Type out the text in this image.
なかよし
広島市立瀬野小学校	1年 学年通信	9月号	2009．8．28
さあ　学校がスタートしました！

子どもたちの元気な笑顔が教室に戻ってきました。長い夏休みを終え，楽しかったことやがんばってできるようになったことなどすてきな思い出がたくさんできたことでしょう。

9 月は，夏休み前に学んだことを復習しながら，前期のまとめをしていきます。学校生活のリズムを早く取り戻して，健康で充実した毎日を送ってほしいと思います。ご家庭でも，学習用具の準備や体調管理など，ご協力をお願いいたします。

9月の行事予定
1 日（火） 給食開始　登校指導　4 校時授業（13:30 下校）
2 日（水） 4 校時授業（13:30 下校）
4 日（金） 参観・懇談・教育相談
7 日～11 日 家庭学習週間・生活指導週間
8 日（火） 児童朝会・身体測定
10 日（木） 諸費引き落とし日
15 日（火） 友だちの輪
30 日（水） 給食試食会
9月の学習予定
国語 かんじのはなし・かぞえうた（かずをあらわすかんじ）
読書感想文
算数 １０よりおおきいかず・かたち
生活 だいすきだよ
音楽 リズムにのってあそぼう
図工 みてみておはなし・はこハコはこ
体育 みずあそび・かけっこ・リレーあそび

-----

* _Task to complete_
Above are the records; retype them all without a single difference.

* _Answer to the task_
Type out the text in this image.
なかよし
広島市立瀬野小学校	1年 学年通信	9月号	2009．8．28
さあ　学校がスタートしました！

子どもたちの元気な笑顔が教室に戻ってきました。長い夏休みを終え，楽しかったことやがんばってできるようになったことなどすてきな思い出がたくさんできたことでしょう。

9 月は，夏休み前に学んだことを復習しながら，前期のまとめをしていきます。学校生活のリズムを早く取り戻して，健康で充実した毎日を送ってほしいと思います。ご家庭でも，学習用具の準備や体調管理など，ご協力をお願いいたします。

9月の行事予定
1 日（火） 給食開始　登校指導　4 校時授業（13:30 下校）
2 日（水） 4 校時授業（13:30 下校）
4 日（金） 参観・懇談・教育相談
7 日～11 日 家庭学習週間・生活指導週間
8 日（火） 児童朝会・身体測定
10 日（木） 諸費引き落とし日
15 日（火） 友だちの輪
30 日（水） 給食試食会
9月の学習予定
国語 かんじのはなし・かぞえうた（かずをあらわすかんじ）
読書感想文
算数 １０よりおおきいかず・かたち
生活 だいすきだよ
音楽 リズムにのってあそぼう
図工 みてみておはなし・はこハコはこ
体育 みずあそび・かけっこ・リレーあそび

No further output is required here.